Gib den Abschnitt aus dem Text über ehemalige Luftgrenzwerte von „Für krebserzeugende Substanzen“ bis „der Technik orientierten.“ wieder und ersetze darin „Herstellern“ durch „Produzenten“.

TEXTABSCHNITT –
----------------------------------------
Ehemalige Luftgrenzwerte für erbgutverändernde und krebserzeugende Stoffe

Für krebserzeugende Substanzen mit unbekanntem Wirkmechanismus oder direkt gentoxisch wirkende Stoffe ist es oft nicht möglich, einen arbeitsmedizinisch-toxikologisch begründeten Schwellenwert abzuleiten, der als Basis für einen Luftgrenzwert dienen könnte. Als Instrument der Risikominimierung waren deshalb vom AGS nach umfangreichen Recherchen zur Expositionssituation bei Herstellern und Verwendern über viele Jahre Luftgrenzwerte für solche Substanzen vorgeschlagen worden, die sich überwiegend am Stand der Technik orientierten.

Falls es sich um krebserzeugende oder erbgutverändernde Stoffe der heutigen Kategorien 1A oder 1B handelte (nachgewiesenermaßen krebserzeugend oder erbgutverändernd beim Menschen oder im Tierexperiment), wurden nach dem Stand der Technik aufgestellte Luftgrenzwerte "Technische Richtkonzentrationen" (TRK) genannt. Die vom AGS nach dem Stand der Technik aufgestellten Luftgrenzwerte für Stoffe der heutigen Kategorie 2 fanden dagegen als Maximale Arbeitsplatzkonzentration (MAK) Eingang in die TRGS 102 bzw. 900.
----------------------------------------
Teil einer Datendatei:
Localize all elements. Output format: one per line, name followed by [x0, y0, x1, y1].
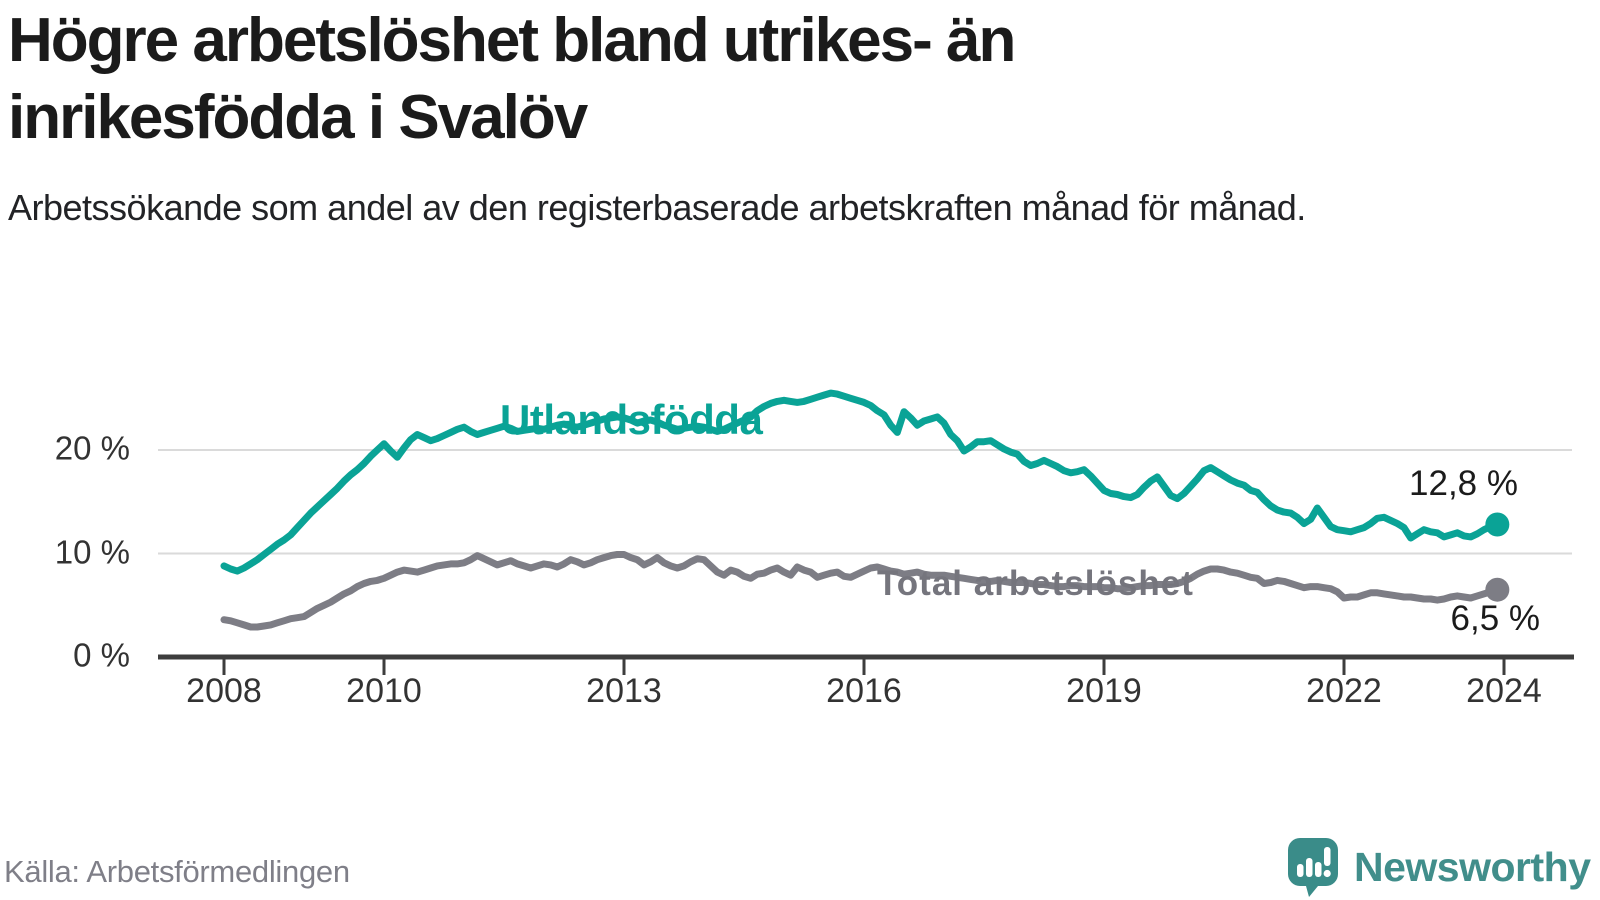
- y-axis-label: 20 %: [54, 429, 130, 467]
- exclamation-dot: [1323, 869, 1331, 878]
- exclamation-stem: [1324, 847, 1331, 866]
- series-line-utlandsfodda: [220, 389, 1501, 575]
- bar-3: [1315, 862, 1322, 877]
- x-axis-label: 2016: [826, 672, 902, 710]
- series-label-utlandsfodda: Utlandsfödda: [500, 396, 763, 443]
- y-axis-label: 10 %: [54, 532, 130, 570]
- x-axis-label: 2008: [186, 672, 262, 710]
- chart-subtitle: Arbetssökande som andel av den registerb…: [8, 187, 1306, 228]
- page-title-line2: inrikesfödda i Svalöv: [8, 83, 588, 152]
- y-axis-label: 0 %: [73, 636, 130, 674]
- series-end-dot-utlandsfodda: [1485, 512, 1510, 537]
- speech-bubble-shape: [1288, 838, 1338, 897]
- newsworthy-logo-icon: [1288, 838, 1338, 897]
- bar-1: [1297, 864, 1304, 877]
- value-label-utlandsfodda: 12,8 %: [1409, 464, 1518, 503]
- value-label-total: 6,5 %: [1450, 599, 1541, 638]
- series-end-dot-total: [1485, 577, 1510, 602]
- x-axis-label: 2022: [1306, 672, 1382, 710]
- page-title: Högre arbetslöshet bland utrikes- än inr…: [8, 2, 1408, 156]
- x-axis-label: 2010: [346, 672, 422, 710]
- newsworthy-brand: Newsworthy: [1288, 838, 1591, 898]
- series-label-total: Total arbetslöshet: [877, 564, 1194, 603]
- source-note: Källa: Arbetsförmedlingen: [4, 854, 350, 889]
- newsworthy-wordmark: Newsworthy: [1354, 844, 1591, 890]
- page-title-line1: Högre arbetslöshet bland utrikes- än: [8, 6, 1016, 75]
- x-axis-label: 2019: [1066, 672, 1142, 710]
- x-axis-label: 2024: [1466, 672, 1542, 710]
- series-line-total: [220, 551, 1501, 631]
- bar-2: [1306, 858, 1313, 877]
- x-axis-label: 2013: [586, 672, 662, 710]
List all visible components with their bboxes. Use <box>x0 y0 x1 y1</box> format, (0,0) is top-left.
----------------------------------------
ERGEBNIS DER AUFGABE –
Für krebserzeugende Substanzen mit unbekanntem Wirkmechanismus oder direkt gentoxisch wirkende Stoffe ist es oft nicht möglich, einen arbeitsmedizinisch-toxikologisch begründeten Schwellenwert abzuleiten, der als Basis für einen Luftgrenzwert dienen könnte. Als Instrument der Risikominimierung waren deshalb vom AGS nach umfangreichen Recherchen zur Expositionssituation bei Produzenten und Verwendern über viele Jahre Luftgrenzwerte für solche Substanzen vorgeschlagen worden, die sich überwiegend am Stand der Technik orientierten.